Work to be completed: Make an exact copy of the entries below.

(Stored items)
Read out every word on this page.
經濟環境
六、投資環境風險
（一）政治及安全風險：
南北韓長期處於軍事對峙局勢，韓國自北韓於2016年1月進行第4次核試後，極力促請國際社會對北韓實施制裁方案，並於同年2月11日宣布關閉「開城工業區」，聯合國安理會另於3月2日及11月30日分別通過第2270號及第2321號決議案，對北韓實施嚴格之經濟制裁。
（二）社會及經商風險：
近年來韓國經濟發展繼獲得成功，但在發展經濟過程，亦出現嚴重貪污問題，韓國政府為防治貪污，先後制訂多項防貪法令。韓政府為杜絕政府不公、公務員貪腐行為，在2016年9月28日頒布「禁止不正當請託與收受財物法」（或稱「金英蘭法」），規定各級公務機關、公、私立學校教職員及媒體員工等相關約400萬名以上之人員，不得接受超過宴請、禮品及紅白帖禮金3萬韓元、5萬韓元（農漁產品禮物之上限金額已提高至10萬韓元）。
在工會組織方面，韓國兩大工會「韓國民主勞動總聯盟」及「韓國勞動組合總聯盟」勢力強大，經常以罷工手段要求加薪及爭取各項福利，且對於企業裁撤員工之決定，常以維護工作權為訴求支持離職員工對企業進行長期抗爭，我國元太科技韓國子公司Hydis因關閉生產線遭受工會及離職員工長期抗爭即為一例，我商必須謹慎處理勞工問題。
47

Task result:
Read out every word on this page.
經濟環境
六、投資環境風險
（一）政治及安全風險：
南北韓長期處於軍事對峙局勢，韓國自北韓於2016年1月進行第4次核試後，極力促請國際社會對北韓實施制裁方案，並於同年2月11日宣布關閉「開城工業區」，聯合國安理會另於3月2日及11月30日分別通過第2270號及第2321號決議案，對北韓實施嚴格之經濟制裁。
（二）社會及經商風險：
近年來韓國經濟發展繼獲得成功，但在發展經濟過程，亦出現嚴重貪污問題，韓國政府為防治貪污，先後制訂多項防貪法令。韓政府為杜絕政府不公、公務員貪腐行為，在2016年9月28日頒布「禁止不正當請託與收受財物法」（或稱「金英蘭法」），規定各級公務機關、公、私立學校教職員及媒體員工等相關約400萬名以上之人員，不得接受超過宴請、禮品及紅白帖禮金3萬韓元、5萬韓元（農漁產品禮物之上限金額已提高至10萬韓元）。
在工會組織方面，韓國兩大工會「韓國民主勞動總聯盟」及「韓國勞動組合總聯盟」勢力強大，經常以罷工手段要求加薪及爭取各項福利，且對於企業裁撤員工之決定，常以維護工作權為訴求支持離職員工對企業進行長期抗爭，我國元太科技韓國子公司Hydis因關閉生產線遭受工會及離職員工長期抗爭即為一例，我商必須謹慎處理勞工問題。
47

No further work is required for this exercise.